* **Exercise**
Retype exactly the lines below, starting with the line that contains "Output a JSON" and ending with the last line; leave out any pictures.

════════

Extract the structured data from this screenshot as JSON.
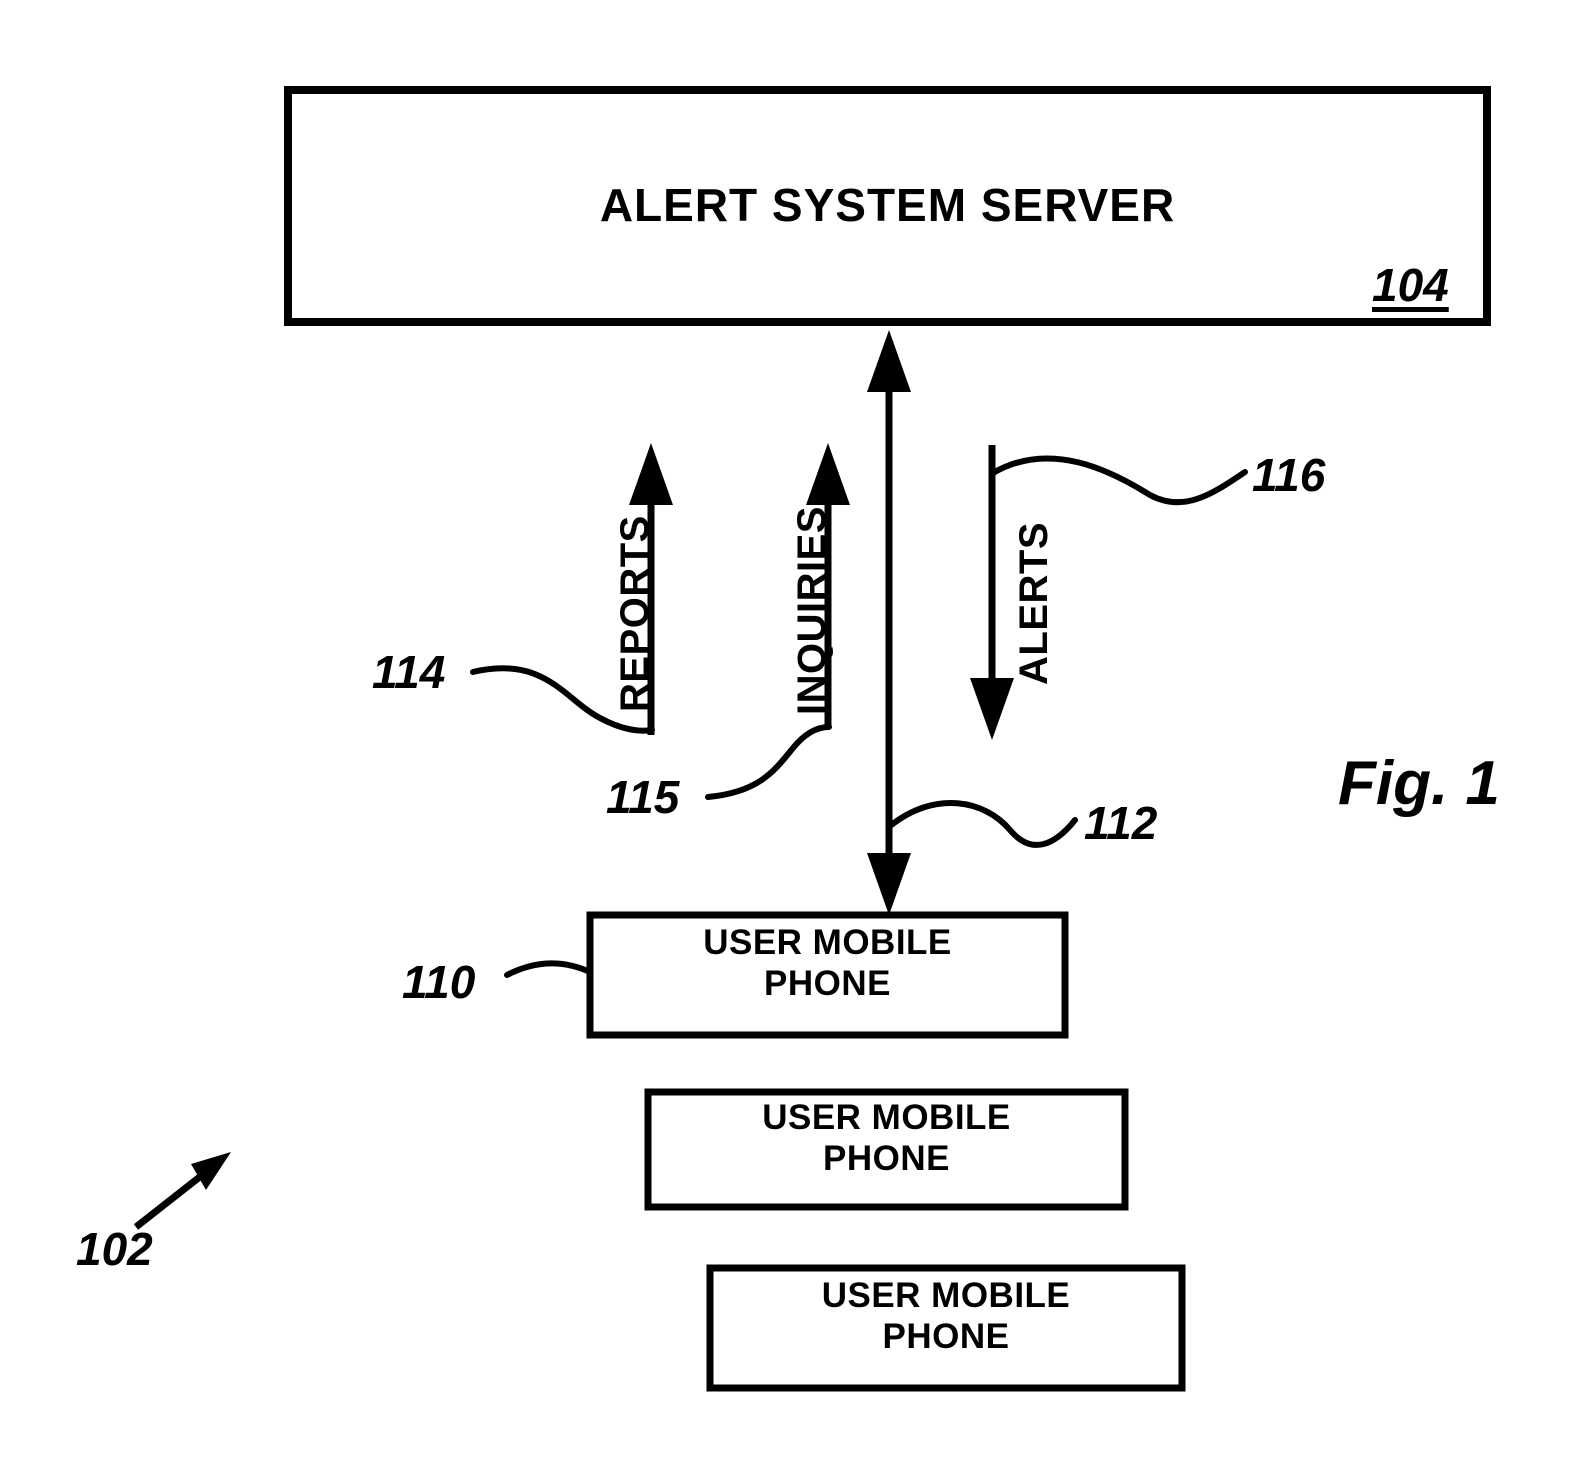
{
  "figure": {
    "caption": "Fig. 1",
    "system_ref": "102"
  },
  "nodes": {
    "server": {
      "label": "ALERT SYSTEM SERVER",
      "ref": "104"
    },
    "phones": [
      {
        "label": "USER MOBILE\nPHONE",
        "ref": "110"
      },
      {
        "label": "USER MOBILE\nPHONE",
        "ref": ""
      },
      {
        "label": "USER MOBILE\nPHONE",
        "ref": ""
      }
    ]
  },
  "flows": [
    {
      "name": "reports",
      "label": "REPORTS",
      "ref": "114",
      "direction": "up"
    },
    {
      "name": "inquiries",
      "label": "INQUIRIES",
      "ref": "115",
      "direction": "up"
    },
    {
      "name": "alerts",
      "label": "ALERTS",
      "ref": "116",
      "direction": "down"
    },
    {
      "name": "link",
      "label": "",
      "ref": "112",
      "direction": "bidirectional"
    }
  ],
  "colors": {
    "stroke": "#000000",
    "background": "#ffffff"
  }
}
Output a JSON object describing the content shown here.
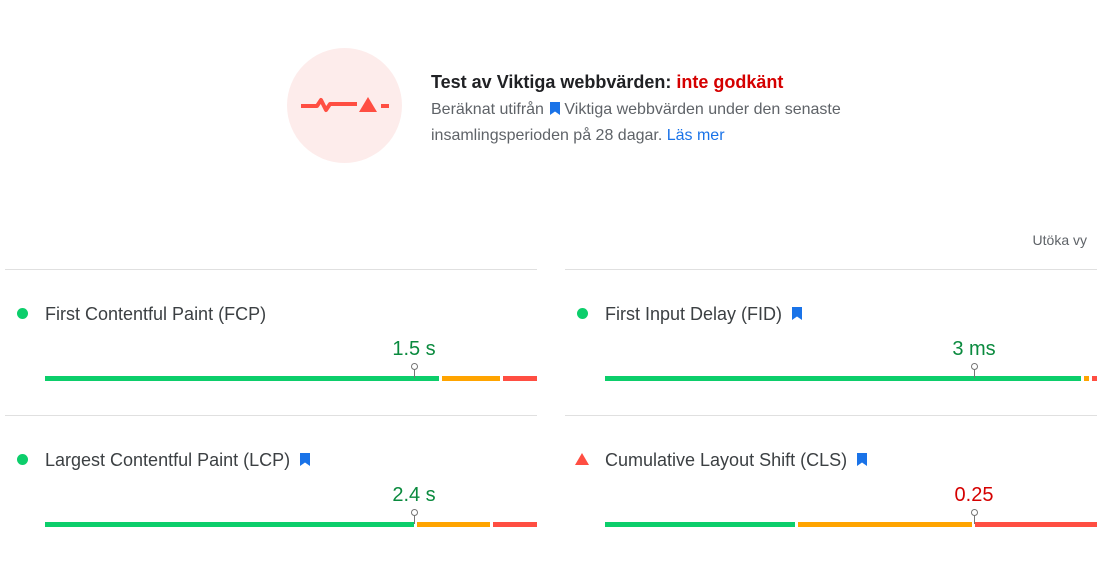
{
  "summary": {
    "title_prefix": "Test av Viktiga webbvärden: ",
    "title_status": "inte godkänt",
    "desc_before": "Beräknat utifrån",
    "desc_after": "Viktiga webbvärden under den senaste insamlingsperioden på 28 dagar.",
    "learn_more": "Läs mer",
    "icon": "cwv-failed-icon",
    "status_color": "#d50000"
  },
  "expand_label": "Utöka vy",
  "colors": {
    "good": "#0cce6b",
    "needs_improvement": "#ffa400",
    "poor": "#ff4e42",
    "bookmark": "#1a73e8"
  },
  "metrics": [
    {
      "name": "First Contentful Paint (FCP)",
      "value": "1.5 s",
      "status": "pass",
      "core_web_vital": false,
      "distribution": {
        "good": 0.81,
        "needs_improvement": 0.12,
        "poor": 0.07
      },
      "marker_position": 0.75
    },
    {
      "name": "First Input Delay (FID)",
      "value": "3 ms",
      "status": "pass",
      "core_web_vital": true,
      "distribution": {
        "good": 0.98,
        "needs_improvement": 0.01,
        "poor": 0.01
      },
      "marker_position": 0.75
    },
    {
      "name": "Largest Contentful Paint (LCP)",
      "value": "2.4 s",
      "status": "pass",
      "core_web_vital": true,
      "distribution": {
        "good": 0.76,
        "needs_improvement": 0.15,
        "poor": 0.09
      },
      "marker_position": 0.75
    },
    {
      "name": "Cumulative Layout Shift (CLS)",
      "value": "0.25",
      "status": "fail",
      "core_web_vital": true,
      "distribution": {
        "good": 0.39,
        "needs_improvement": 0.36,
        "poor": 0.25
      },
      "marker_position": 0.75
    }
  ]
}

════════

* **Task result**
Output a JSON object describing the content shown here.
{
  "summary": {
    "title_prefix": "Test av Viktiga webbvärden: ",
    "title_status": "inte godkänt",
    "desc_before": "Beräknat utifrån",
    "desc_after": "Viktiga webbvärden under den senaste insamlingsperioden på 28 dagar.",
    "learn_more": "Läs mer",
    "icon": "cwv-failed-icon",
    "status_color": "#d50000"
  },
  "expand_label": "Utöka vy",
  "colors": {
    "good": "#0cce6b",
    "needs_improvement": "#ffa400",
    "poor": "#ff4e42",
    "bookmark": "#1a73e8"
  },
  "metrics": [
    {
      "name": "First Contentful Paint (FCP)",
      "value": "1.5 s",
      "status": "pass",
      "core_web_vital": false,
      "distribution": {
        "good": 0.81,
        "needs_improvement": 0.12,
        "poor": 0.07
      },
      "marker_position": 0.75
    },
    {
      "name": "First Input Delay (FID)",
      "value": "3 ms",
      "status": "pass",
      "core_web_vital": true,
      "distribution": {
        "good": 0.98,
        "needs_improvement": 0.01,
        "poor": 0.01
      },
      "marker_position": 0.75
    },
    {
      "name": "Largest Contentful Paint (LCP)",
      "value": "2.4 s",
      "status": "pass",
      "core_web_vital": true,
      "distribution": {
        "good": 0.76,
        "needs_improvement": 0.15,
        "poor": 0.09
      },
      "marker_position": 0.75
    },
    {
      "name": "Cumulative Layout Shift (CLS)",
      "value": "0.25",
      "status": "fail",
      "core_web_vital": true,
      "distribution": {
        "good": 0.39,
        "needs_improvement": 0.36,
        "poor": 0.25
      },
      "marker_position": 0.75
    }
  ]
}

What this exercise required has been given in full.